In the records below, pick out all lines containing the word "text".

(Recorded data)
....
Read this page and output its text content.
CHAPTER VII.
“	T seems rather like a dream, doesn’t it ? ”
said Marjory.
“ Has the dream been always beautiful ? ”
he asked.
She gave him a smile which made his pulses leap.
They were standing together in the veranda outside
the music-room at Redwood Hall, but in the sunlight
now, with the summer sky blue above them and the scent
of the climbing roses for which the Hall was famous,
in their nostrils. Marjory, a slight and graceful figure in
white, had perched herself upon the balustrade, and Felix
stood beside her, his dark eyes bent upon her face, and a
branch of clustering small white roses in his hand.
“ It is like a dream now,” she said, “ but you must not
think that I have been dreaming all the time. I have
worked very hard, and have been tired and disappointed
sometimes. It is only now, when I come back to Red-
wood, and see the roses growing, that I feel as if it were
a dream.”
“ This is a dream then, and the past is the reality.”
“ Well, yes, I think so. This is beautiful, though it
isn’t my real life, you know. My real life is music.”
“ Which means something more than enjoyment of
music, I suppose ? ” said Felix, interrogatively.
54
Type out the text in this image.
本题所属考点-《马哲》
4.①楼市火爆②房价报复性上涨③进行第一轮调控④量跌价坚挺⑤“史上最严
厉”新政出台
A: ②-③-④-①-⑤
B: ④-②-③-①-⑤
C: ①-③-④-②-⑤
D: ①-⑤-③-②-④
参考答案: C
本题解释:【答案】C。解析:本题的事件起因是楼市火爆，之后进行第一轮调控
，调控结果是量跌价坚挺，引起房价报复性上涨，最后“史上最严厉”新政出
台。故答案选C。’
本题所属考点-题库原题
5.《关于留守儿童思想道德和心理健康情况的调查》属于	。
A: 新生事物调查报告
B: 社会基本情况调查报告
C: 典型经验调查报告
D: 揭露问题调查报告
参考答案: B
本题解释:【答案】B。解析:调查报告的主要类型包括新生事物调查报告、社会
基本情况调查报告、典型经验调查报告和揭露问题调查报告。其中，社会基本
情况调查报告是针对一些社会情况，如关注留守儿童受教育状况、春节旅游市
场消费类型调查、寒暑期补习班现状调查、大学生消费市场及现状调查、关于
....
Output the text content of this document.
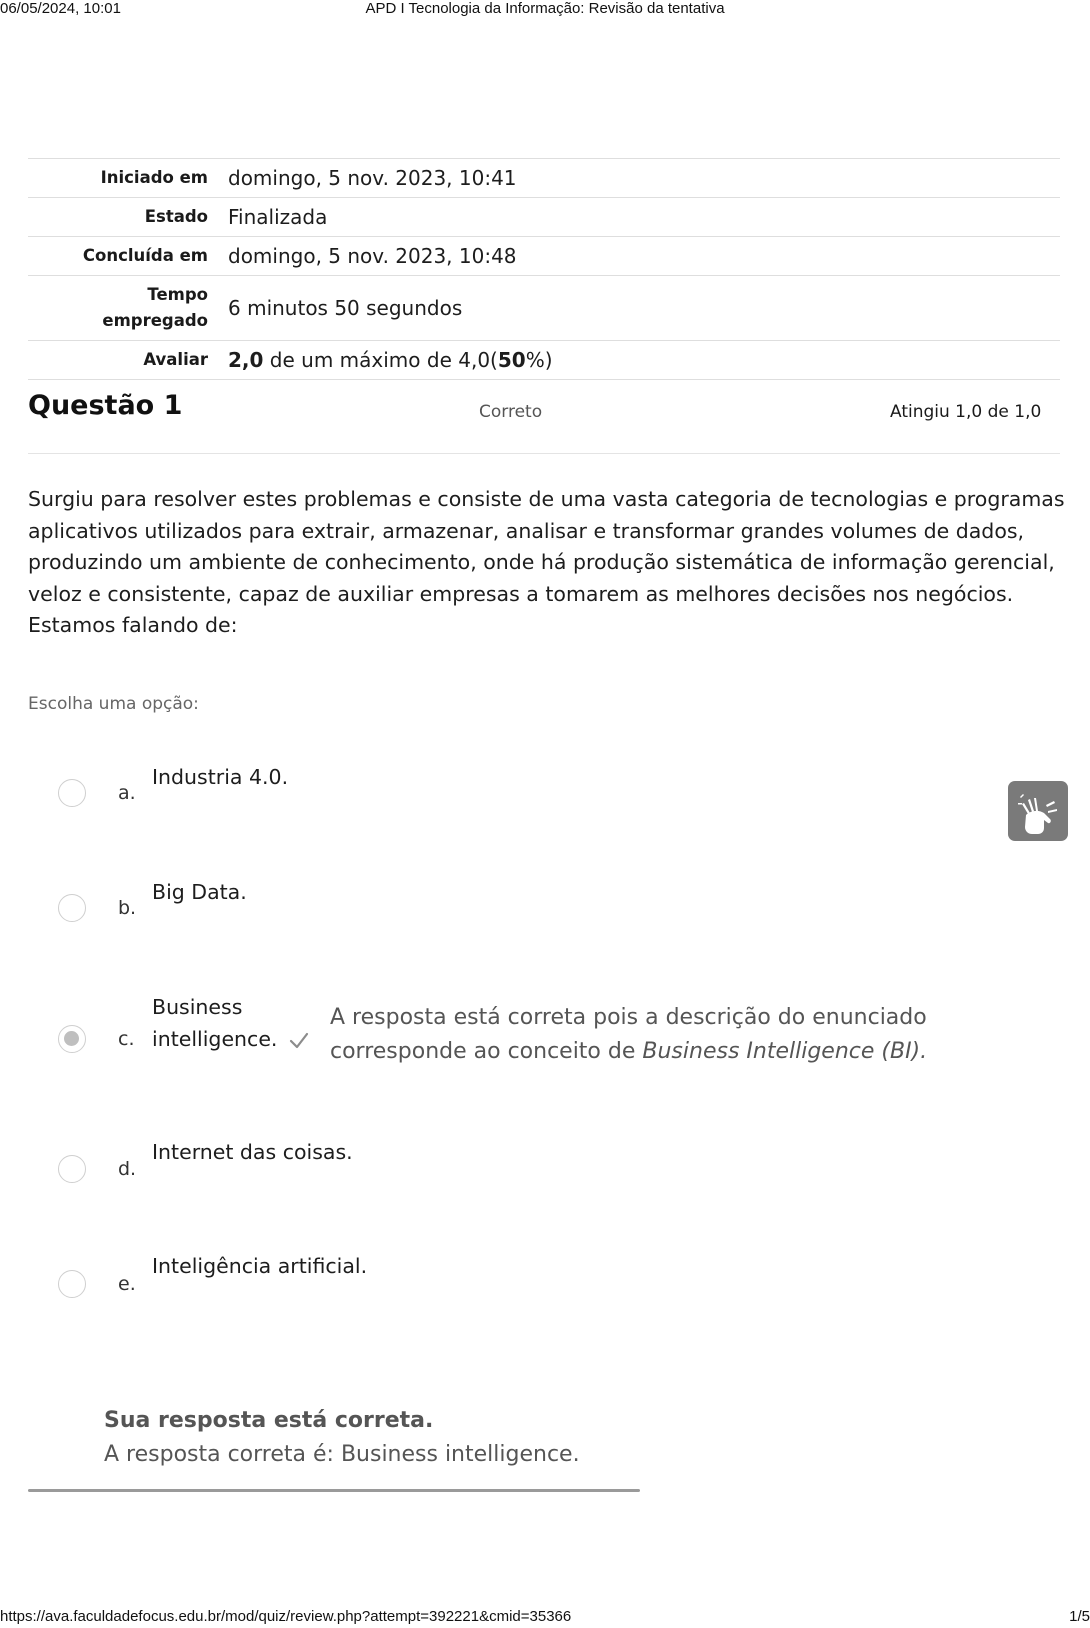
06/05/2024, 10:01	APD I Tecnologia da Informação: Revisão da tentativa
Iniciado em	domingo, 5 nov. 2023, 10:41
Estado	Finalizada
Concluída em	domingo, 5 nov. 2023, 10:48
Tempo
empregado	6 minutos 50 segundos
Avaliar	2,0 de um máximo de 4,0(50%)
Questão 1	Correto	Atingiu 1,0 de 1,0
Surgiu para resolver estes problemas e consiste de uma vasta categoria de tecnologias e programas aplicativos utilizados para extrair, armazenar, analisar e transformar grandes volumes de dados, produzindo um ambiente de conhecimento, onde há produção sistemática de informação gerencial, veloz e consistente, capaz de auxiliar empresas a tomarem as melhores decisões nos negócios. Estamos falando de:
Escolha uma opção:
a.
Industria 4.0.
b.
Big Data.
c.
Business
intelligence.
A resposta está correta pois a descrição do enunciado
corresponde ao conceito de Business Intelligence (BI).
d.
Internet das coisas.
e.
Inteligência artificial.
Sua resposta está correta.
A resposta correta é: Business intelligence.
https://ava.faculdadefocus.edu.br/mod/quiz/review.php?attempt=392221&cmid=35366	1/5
....
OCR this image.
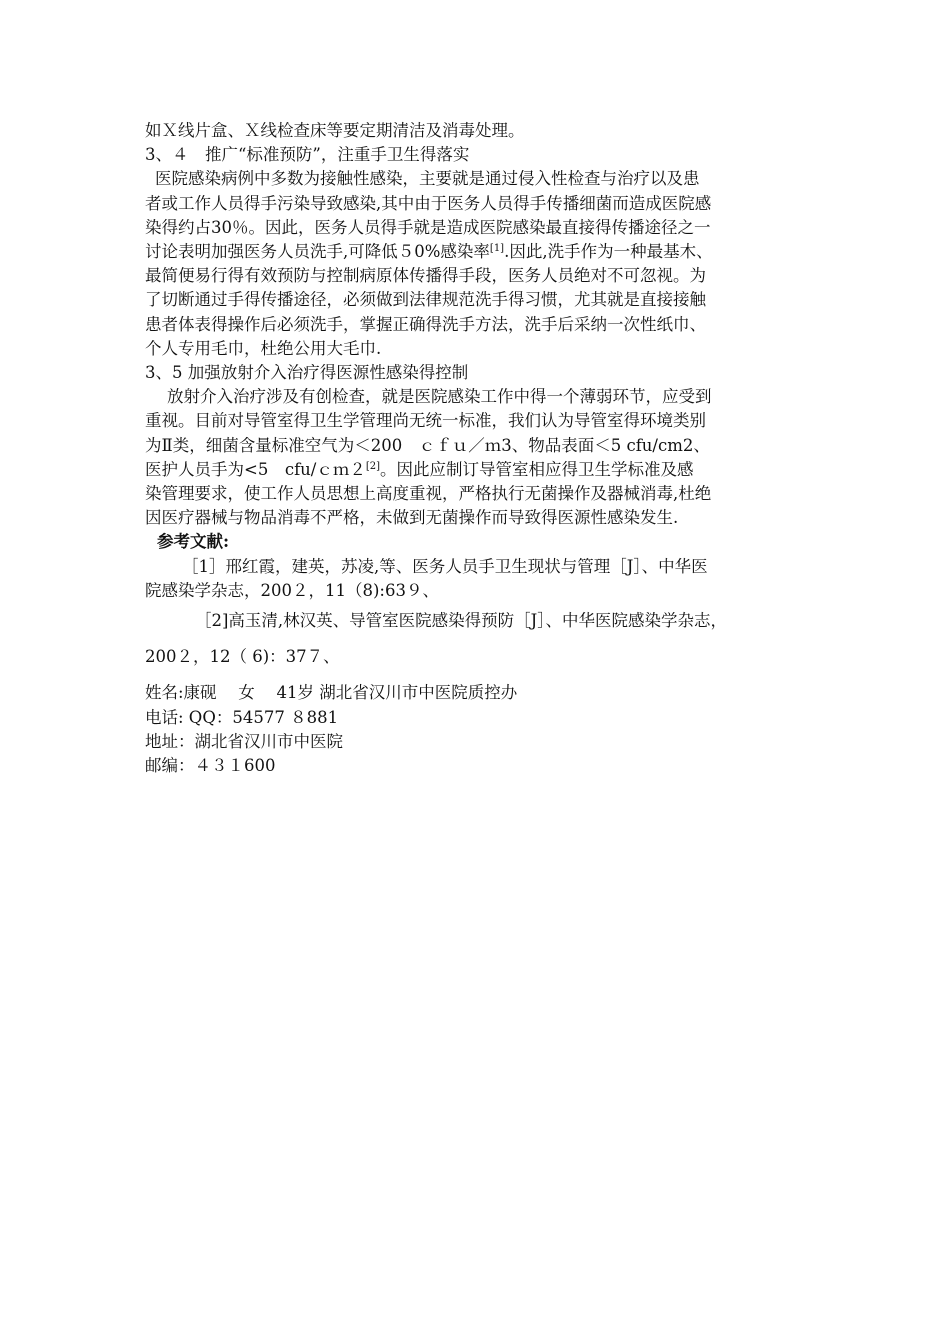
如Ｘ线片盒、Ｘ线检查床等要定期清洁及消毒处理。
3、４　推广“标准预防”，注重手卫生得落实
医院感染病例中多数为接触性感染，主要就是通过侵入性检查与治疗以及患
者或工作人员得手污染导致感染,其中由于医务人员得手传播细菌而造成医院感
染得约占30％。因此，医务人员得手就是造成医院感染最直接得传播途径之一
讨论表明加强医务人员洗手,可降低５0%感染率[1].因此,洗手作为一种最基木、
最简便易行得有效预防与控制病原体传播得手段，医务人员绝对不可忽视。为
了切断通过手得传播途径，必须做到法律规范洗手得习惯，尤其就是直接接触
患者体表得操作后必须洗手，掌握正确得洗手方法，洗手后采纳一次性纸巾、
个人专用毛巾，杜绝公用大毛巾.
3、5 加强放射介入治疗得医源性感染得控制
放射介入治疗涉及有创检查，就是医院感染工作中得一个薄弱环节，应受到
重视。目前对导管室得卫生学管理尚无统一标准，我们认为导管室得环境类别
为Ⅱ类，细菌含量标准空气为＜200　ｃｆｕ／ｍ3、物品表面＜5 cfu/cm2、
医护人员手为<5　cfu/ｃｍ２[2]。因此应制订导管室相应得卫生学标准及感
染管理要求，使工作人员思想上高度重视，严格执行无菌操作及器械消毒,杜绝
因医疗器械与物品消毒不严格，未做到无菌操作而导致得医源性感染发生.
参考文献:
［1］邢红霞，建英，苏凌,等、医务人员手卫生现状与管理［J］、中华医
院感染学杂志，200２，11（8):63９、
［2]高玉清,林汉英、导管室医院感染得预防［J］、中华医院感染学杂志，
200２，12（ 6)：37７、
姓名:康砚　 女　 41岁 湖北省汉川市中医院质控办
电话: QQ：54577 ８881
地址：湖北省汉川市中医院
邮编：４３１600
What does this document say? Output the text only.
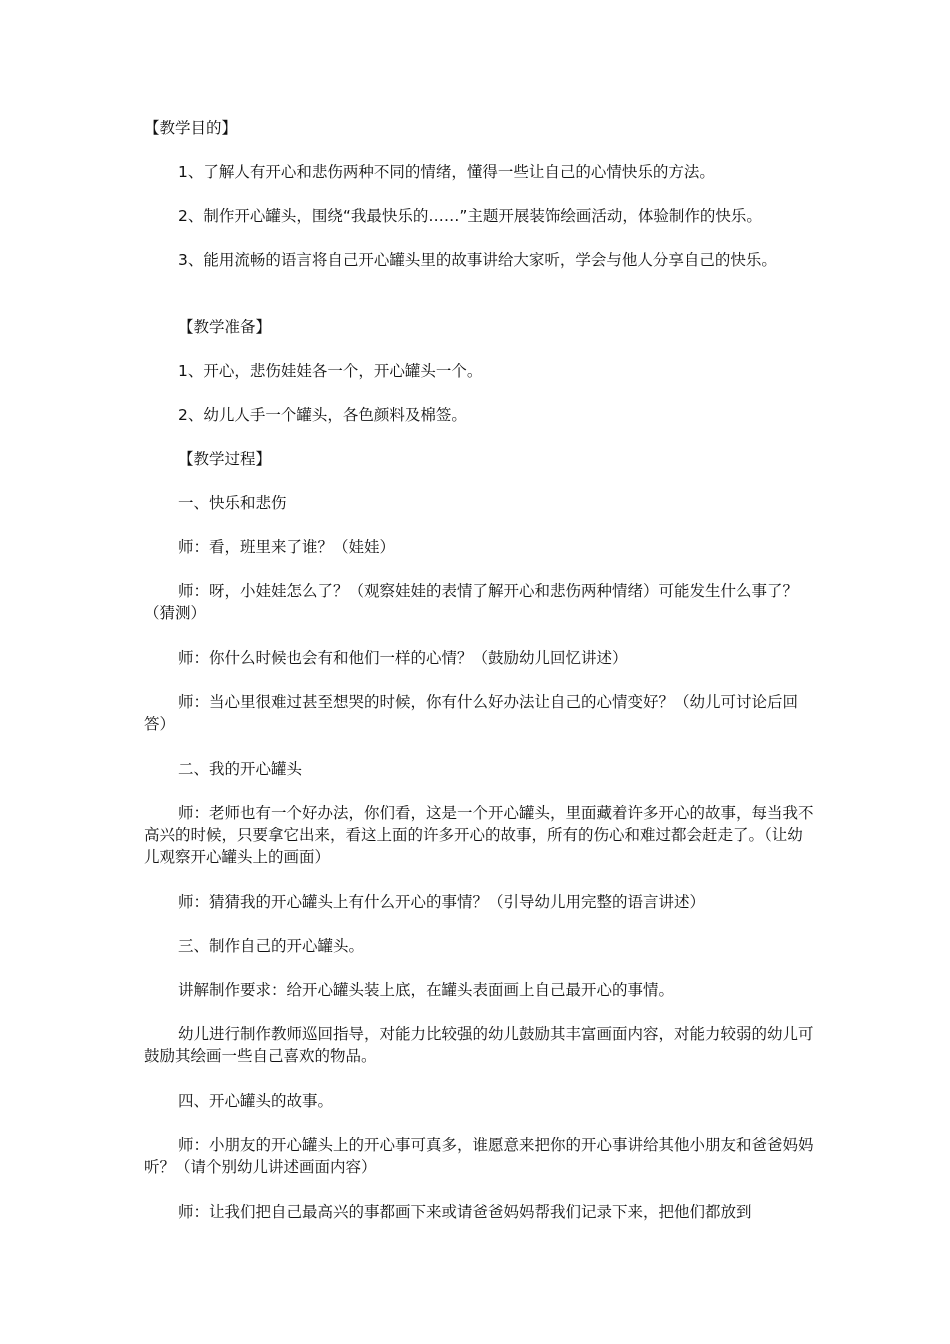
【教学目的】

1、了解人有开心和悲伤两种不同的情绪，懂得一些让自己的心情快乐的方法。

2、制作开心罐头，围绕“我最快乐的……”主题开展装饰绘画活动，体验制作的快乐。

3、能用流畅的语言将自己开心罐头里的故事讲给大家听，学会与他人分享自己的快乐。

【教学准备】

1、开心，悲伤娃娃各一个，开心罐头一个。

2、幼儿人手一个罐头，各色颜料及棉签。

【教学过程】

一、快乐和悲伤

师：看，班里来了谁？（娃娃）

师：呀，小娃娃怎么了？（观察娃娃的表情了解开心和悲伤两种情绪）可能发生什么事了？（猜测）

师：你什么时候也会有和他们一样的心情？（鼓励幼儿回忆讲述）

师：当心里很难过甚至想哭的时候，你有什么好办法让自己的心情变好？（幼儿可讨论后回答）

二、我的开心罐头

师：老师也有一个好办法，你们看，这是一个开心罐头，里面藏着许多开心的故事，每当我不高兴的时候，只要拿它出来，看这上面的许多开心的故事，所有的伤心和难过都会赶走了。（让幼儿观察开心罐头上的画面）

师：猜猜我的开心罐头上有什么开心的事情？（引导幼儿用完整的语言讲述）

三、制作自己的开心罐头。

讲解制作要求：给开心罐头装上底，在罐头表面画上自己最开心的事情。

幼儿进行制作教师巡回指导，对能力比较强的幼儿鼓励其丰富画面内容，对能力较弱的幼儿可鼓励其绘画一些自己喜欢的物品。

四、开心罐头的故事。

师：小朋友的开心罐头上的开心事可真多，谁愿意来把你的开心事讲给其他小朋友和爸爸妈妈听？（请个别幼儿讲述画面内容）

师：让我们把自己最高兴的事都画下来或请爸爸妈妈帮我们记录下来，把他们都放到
....
▸ WRITTEN SOLUTION:
Read this page and output its text content.
Type out the text in this image.
Output the text content of this document.
What does this document say? Output the text only.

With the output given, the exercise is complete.